* **DIRECTIONS FOR THIS TASK**
Retype the full set of records. Keep every character identical.

--- Start of RECORDED DATA ---

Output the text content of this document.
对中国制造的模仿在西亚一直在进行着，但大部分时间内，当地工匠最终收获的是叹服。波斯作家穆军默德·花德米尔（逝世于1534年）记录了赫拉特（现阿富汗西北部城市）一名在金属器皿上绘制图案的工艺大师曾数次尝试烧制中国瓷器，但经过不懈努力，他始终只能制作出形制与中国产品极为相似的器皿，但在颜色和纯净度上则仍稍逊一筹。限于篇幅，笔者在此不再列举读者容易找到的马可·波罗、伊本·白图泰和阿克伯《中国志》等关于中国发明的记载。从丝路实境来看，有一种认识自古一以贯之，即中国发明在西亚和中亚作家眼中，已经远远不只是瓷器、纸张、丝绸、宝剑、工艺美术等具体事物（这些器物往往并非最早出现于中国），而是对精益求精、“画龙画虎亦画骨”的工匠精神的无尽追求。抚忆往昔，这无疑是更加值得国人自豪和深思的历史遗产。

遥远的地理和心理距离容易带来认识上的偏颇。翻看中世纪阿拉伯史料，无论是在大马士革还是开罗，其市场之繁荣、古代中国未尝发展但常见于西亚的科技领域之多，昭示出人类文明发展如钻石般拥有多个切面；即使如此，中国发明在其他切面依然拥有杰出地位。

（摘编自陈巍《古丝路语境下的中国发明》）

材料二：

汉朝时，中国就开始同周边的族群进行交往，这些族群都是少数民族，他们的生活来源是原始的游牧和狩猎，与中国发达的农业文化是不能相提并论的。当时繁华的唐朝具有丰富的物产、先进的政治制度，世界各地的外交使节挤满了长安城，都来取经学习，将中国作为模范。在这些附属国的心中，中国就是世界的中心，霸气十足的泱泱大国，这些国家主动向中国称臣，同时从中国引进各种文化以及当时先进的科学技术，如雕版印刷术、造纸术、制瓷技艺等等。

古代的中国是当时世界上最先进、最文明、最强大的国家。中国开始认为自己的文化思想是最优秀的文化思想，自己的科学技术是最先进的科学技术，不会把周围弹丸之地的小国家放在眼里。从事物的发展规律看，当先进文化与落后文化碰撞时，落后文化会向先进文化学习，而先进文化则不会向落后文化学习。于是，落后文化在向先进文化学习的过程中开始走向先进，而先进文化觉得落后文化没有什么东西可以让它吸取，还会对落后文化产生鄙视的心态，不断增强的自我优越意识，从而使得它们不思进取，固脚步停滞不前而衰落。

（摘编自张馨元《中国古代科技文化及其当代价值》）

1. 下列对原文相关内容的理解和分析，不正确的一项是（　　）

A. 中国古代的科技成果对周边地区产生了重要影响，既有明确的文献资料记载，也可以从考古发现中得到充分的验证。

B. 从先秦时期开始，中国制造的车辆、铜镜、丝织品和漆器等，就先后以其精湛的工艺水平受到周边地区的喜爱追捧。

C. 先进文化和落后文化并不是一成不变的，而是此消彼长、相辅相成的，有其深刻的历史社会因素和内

--- End of RECORDED DATA ---

* **THE COMPLETED TASK**
Output the text content of this document.
对中国制造的模仿在西亚一直在进行着，但大部分时间内，当地工匠最终收获的是叹服。波斯作家穆军默德·花德米尔（逝世于1534年）记录了赫拉特（现阿富汗西北部城市）一名在金属器皿上绘制图案的工艺大师曾数次尝试烧制中国瓷器，但经过不懈努力，他始终只能制作出形制与中国产品极为相似的器皿，但在颜色和纯净度上则仍稍逊一筹。限于篇幅，笔者在此不再列举读者容易找到的马可·波罗、伊本·白图泰和阿克伯《中国志》等关于中国发明的记载。从丝路实境来看，有一种认识自古一以贯之，即中国发明在西亚和中亚作家眼中，已经远远不只是瓷器、纸张、丝绸、宝剑、工艺美术等具体事物（这些器物往往并非最早出现于中国），而是对精益求精、“画龙画虎亦画骨”的工匠精神的无尽追求。抚忆往昔，这无疑是更加值得国人自豪和深思的历史遗产。

遥远的地理和心理距离容易带来认识上的偏颇。翻看中世纪阿拉伯史料，无论是在大马士革还是开罗，其市场之繁荣、古代中国未尝发展但常见于西亚的科技领域之多，昭示出人类文明发展如钻石般拥有多个切面；即使如此，中国发明在其他切面依然拥有杰出地位。

（摘编自陈巍《古丝路语境下的中国发明》）

材料二：

汉朝时，中国就开始同周边的族群进行交往，这些族群都是少数民族，他们的生活来源是原始的游牧和狩猎，与中国发达的农业文化是不能相提并论的。当时繁华的唐朝具有丰富的物产、先进的政治制度，世界各地的外交使节挤满了长安城，都来取经学习，将中国作为模范。在这些附属国的心中，中国就是世界的中心，霸气十足的泱泱大国，这些国家主动向中国称臣，同时从中国引进各种文化以及当时先进的科学技术，如雕版印刷术、造纸术、制瓷技艺等等。

古代的中国是当时世界上最先进、最文明、最强大的国家。中国开始认为自己的文化思想是最优秀的文化思想，自己的科学技术是最先进的科学技术，不会把周围弹丸之地的小国家放在眼里。从事物的发展规律看，当先进文化与落后文化碰撞时，落后文化会向先进文化学习，而先进文化则不会向落后文化学习。于是，落后文化在向先进文化学习的过程中开始走向先进，而先进文化觉得落后文化没有什么东西可以让它吸取，还会对落后文化产生鄙视的心态，不断增强的自我优越意识，从而使得它们不思进取，固脚步停滞不前而衰落。

（摘编自张馨元《中国古代科技文化及其当代价值》）

1. 下列对原文相关内容的理解和分析，不正确的一项是（　　）

A. 中国古代的科技成果对周边地区产生了重要影响，既有明确的文献资料记载，也可以从考古发现中得到充分的验证。

B. 从先秦时期开始，中国制造的车辆、铜镜、丝织品和漆器等，就先后以其精湛的工艺水平受到周边地区的喜爱追捧。

C. 先进文化和落后文化并不是一成不变的，而是此消彼长、相辅相成的，有其深刻的历史社会因素和内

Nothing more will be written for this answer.